***** Texte de lecture *****

L’arsenal des mesures mises en place par l’Agefiph et destinées à favoriser l’embauche des travailleurs handicapés dans les entreprises comporte une action peu utilisée : la convention d’objectif. Elle permet à une entreprise de réaliser des recrutements, des formations professionnelles, des actions internes d’information et de sensibilisation avec un cofinancement par l’Agefiph selon des modalités précises. La portée d’une convention est toutefois limitée par son caractère « de gré à gré » : à la différence de l’accord de branche ou d’entreprise (120 sont actuellement valides) prévu par l’article L.323-8-1 du Code du Travail, elle ne permet pas à l’entreprise de s’acquitter de l’obligation d’emploi. La contribution au Fonds pour l’Insertion Professionnelle des Personnes Handicapées (FIPH) continue à être due dans son intégralité.

Pour l’Agefiph, la convention est un moyen de mettre en oeuvre dans les grandes entreprises une stratégie à long terme à l’égard des travailleurs handicapés. L’organisme apporte son ingénierie, dresse un bilan d’actions à entreprendre et détermine avec l’entreprise des objectifs. « L’entreprise doit être volontaire, précise le président de l’Agefiph Rémy Jouan, pour intensifier son action. De nombreuses entreprises sont intéressées par notre intervention, ce qui va nous conduire à limiter ce genre de conventions. Nous voulons des résultats, nous ne voulons pas financer sans contrepartie ». Une douzaine d’entreprises ont choisi d’élaborer une convention, sur les 49.000 établissements qui versent une contribution annuelle au FIPH.

***** Extraits de données *****

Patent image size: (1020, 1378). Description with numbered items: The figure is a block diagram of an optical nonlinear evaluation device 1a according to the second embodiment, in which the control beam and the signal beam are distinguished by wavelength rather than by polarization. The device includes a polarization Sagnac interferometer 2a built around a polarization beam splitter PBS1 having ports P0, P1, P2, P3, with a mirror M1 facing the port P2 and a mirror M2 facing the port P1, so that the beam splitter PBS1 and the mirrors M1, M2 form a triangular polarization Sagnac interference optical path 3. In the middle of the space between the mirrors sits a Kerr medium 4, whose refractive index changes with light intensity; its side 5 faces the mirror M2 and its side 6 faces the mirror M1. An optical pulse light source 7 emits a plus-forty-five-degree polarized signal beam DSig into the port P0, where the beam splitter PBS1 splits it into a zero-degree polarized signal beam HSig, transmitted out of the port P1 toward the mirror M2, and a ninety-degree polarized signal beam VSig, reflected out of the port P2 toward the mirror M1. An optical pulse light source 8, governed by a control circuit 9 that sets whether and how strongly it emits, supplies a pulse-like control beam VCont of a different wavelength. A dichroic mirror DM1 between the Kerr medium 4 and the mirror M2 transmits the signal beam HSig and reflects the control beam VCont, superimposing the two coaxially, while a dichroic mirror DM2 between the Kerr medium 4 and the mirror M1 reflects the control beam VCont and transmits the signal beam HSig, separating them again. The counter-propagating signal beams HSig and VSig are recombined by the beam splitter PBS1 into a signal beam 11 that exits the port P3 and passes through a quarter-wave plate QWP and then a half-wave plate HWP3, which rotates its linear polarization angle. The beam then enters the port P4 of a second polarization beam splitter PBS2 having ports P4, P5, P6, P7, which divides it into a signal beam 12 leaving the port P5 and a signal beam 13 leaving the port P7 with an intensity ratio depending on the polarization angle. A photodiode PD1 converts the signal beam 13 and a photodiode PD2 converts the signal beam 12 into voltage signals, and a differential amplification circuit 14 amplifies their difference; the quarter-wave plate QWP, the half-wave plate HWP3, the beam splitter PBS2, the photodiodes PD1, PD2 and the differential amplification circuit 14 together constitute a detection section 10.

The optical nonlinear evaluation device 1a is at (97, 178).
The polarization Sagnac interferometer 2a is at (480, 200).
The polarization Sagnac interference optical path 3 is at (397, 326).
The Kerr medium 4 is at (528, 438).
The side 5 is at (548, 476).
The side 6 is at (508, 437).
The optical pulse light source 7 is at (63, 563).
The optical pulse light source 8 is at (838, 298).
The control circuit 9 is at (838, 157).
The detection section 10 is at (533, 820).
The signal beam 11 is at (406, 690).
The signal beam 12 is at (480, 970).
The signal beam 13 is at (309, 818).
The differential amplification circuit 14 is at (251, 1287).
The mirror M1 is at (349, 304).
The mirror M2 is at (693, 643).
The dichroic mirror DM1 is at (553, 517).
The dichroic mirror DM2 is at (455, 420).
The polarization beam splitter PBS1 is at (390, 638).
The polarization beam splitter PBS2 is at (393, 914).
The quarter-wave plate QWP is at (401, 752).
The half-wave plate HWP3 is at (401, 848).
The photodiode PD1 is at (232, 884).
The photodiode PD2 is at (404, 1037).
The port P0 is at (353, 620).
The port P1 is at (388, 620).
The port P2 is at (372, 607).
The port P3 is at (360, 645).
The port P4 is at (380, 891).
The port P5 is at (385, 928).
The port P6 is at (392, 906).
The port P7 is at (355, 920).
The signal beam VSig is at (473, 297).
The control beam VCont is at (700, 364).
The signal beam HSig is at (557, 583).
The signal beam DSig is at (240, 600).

*****

Exercices et questions ->
**A)** Répondez, s'il vous plaît, à ces questions d'après le texte sur la convention d'objectif :
(i) Combien d'accords de branche ou d'entreprise sont actuellement valides ?
(ii) Qui est le président de l'Agefiph ?
(iii) Combien d'entreprises ont choisi d'élaborer une convention ?
**B)** Recopiez le passage du texte sur la convention d'objectif qui commence par « L’arsenal des mesures » et se poursuit jusqu'à « dans son intégralité. ».
Seul le texte sur la convention d'objectif sert de source.

Réponses complètes ->
**A)**
(i) 120 accords sont actuellement valides.
(ii) Le président de l'Agefiph est Rémy Jouan.
(iii) Une douzaine d'entreprises ont choisi d'élaborer une convention.

**B)**
L’arsenal des mesures mises en place par l’Agefiph et destinées à favoriser l’embauche des travailleurs handicapés dans les entreprises comporte une action peu utilisée : la convention d’objectif. Elle permet à une entreprise de réaliser des recrutements, des formations professionnelles, des actions internes d’information et de sensibilisation avec un cofinancement par l’Agefiph selon des modalités précises. La portée d’une convention est toutefois limitée par son caractère « de gré à gré » : à la différence de l’accord de branche ou d’entreprise (120 sont actuellement valides) prévu par l’article L.323-8-1 du Code du Travail, elle ne permet pas à l’entreprise de s’acquitter de l’obligation d’emploi. La contribution au Fonds pour l’Insertion Professionnelle des Personnes Handicapées (FIPH) continue à être due dans son intégralité.